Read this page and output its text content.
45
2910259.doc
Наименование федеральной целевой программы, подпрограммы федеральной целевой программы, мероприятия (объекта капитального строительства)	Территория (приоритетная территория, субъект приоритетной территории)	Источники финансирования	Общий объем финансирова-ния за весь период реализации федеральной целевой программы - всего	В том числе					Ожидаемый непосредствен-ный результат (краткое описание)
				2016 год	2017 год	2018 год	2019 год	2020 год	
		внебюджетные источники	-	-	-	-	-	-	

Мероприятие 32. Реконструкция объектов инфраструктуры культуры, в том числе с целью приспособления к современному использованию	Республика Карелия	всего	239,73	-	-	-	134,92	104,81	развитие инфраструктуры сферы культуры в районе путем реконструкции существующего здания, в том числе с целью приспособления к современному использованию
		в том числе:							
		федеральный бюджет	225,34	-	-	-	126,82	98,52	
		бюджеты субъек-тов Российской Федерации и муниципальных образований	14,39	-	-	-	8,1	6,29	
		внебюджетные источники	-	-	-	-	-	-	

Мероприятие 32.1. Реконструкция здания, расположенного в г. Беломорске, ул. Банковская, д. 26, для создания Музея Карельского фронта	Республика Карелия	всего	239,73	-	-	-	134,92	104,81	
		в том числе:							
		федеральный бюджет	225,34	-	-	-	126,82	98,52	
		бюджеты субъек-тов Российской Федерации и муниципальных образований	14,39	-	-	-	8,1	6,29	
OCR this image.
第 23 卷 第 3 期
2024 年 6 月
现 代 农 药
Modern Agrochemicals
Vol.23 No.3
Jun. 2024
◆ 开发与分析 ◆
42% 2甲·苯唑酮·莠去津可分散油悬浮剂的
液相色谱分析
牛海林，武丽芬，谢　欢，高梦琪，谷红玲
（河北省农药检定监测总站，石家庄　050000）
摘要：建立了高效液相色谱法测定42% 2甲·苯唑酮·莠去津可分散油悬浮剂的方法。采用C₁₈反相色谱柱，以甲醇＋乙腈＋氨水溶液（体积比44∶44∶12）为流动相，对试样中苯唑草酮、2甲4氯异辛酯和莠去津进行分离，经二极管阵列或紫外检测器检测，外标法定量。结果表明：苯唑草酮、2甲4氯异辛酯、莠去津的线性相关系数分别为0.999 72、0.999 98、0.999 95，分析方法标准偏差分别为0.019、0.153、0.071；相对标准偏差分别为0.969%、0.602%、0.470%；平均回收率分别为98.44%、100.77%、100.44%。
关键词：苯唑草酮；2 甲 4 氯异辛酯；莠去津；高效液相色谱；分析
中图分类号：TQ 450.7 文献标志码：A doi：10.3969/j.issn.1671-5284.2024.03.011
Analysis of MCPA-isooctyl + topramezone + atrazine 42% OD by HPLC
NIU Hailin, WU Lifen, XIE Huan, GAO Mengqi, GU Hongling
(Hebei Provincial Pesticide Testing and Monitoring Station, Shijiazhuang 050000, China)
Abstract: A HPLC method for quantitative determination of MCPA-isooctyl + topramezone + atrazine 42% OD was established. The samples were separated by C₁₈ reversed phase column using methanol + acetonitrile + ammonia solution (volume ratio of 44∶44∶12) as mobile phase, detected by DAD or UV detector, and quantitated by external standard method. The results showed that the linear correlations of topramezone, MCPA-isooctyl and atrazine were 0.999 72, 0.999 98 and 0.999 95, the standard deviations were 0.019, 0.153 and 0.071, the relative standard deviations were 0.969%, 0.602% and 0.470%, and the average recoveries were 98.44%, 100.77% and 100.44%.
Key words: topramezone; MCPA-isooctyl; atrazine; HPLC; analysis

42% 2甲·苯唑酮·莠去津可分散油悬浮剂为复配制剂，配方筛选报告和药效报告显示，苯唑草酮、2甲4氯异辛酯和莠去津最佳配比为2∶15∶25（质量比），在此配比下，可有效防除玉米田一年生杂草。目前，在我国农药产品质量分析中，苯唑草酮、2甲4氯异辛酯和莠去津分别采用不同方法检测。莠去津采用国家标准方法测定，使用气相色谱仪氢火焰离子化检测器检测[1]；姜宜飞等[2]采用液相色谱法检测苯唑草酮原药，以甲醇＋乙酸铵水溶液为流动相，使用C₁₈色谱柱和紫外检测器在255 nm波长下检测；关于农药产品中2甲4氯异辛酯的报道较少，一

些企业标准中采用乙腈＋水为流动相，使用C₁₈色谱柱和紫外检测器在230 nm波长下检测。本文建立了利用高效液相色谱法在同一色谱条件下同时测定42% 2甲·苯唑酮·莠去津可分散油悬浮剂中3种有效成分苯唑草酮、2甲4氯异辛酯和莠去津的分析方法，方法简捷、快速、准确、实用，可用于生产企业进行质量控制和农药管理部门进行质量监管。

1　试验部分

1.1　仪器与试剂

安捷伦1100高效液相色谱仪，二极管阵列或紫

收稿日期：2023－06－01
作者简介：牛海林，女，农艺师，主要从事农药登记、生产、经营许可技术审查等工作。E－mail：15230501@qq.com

---+---

[Exercise goal] From the data above, gather every line that includes the word "isooctyl".

[Complete output]
Analysis of MCPA-isooctyl + topramezone + atrazine 42% OD by HPLC
Abstract: A HPLC method for quantitative determination of MCPA-isooctyl + topramezone + atrazine 42% OD was established. The samples were separated by C₁₈ reversed phase column using methanol + acetonitrile + ammonia solution (volume ratio of 44∶44∶12) as mobile phase, detected by DAD or UV detector, and quantitated by external standard method. The results showed that the linear correlations of topramezone, MCPA-isooctyl and atrazine were 0.999 72, 0.999 98 and 0.999 95, the standard deviations were 0.019, 0.153 and 0.071, the relative standard deviations were 0.969%, 0.602% and 0.470%, and the average recoveries were 98.44%, 100.77% and 100.44%.
Key words: topramezone; MCPA-isooctyl; atrazine; HPLC; analysis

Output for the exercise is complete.